Segment Start: TASK DATA

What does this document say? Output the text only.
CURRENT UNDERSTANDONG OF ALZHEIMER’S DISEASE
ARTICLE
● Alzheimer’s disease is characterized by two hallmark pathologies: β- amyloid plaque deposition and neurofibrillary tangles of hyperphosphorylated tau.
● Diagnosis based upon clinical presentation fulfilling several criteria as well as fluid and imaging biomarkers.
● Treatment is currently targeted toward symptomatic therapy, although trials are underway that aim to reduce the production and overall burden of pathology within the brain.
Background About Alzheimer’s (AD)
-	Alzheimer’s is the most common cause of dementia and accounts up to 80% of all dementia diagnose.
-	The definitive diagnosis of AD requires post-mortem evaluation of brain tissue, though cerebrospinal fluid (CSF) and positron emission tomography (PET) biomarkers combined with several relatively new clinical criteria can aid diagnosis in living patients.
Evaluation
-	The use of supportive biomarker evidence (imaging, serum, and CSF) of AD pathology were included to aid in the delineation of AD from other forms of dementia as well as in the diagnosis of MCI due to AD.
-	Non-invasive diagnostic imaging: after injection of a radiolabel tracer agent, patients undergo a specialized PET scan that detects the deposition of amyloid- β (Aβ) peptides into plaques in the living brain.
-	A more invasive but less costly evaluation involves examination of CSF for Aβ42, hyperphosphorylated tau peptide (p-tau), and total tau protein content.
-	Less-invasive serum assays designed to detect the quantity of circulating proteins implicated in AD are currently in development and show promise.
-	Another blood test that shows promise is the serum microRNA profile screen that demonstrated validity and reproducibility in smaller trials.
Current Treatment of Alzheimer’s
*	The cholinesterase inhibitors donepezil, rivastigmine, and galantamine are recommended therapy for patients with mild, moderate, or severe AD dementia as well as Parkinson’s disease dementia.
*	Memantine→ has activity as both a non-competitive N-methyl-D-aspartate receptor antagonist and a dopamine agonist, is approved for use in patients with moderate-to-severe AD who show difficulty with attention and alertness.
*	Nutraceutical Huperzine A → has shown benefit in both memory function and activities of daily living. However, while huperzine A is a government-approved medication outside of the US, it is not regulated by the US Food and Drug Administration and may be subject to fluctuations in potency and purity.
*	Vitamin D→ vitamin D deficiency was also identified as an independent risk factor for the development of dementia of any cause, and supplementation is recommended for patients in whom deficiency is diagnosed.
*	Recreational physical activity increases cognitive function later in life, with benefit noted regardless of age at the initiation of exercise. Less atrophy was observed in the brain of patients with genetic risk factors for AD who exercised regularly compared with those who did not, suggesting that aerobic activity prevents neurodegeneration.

Segment End: TASK DATA

[EXERCISE DESCRIPTION] The data above should be copied exactly, with no line omitted.

[RESULT OF THE TASK]
What does this document say? Output the text only.
CURRENT UNDERSTANDONG OF ALZHEIMER’S DISEASE
ARTICLE
● Alzheimer’s disease is characterized by two hallmark pathologies: β- amyloid plaque deposition and neurofibrillary tangles of hyperphosphorylated tau.
● Diagnosis based upon clinical presentation fulfilling several criteria as well as fluid and imaging biomarkers.
● Treatment is currently targeted toward symptomatic therapy, although trials are underway that aim to reduce the production and overall burden of pathology within the brain.
Background About Alzheimer’s (AD)
-	Alzheimer’s is the most common cause of dementia and accounts up to 80% of all dementia diagnose.
-	The definitive diagnosis of AD requires post-mortem evaluation of brain tissue, though cerebrospinal fluid (CSF) and positron emission tomography (PET) biomarkers combined with several relatively new clinical criteria can aid diagnosis in living patients.
Evaluation
-	The use of supportive biomarker evidence (imaging, serum, and CSF) of AD pathology were included to aid in the delineation of AD from other forms of dementia as well as in the diagnosis of MCI due to AD.
-	Non-invasive diagnostic imaging: after injection of a radiolabel tracer agent, patients undergo a specialized PET scan that detects the deposition of amyloid- β (Aβ) peptides into plaques in the living brain.
-	A more invasive but less costly evaluation involves examination of CSF for Aβ42, hyperphosphorylated tau peptide (p-tau), and total tau protein content.
-	Less-invasive serum assays designed to detect the quantity of circulating proteins implicated in AD are currently in development and show promise.
-	Another blood test that shows promise is the serum microRNA profile screen that demonstrated validity and reproducibility in smaller trials.
Current Treatment of Alzheimer’s
*	The cholinesterase inhibitors donepezil, rivastigmine, and galantamine are recommended therapy for patients with mild, moderate, or severe AD dementia as well as Parkinson’s disease dementia.
*	Memantine→ has activity as both a non-competitive N-methyl-D-aspartate receptor antagonist and a dopamine agonist, is approved for use in patients with moderate-to-severe AD who show difficulty with attention and alertness.
*	Nutraceutical Huperzine A → has shown benefit in both memory function and activities of daily living. However, while huperzine A is a government-approved medication outside of the US, it is not regulated by the US Food and Drug Administration and may be subject to fluctuations in potency and purity.
*	Vitamin D→ vitamin D deficiency was also identified as an independent risk factor for the development of dementia of any cause, and supplementation is recommended for patients in whom deficiency is diagnosed.
*	Recreational physical activity increases cognitive function later in life, with benefit noted regardless of age at the initiation of exercise. Less atrophy was observed in the brain of patients with genetic risk factors for AD who exercised regularly compared with those who did not, suggesting that aerobic activity prevents neurodegeneration.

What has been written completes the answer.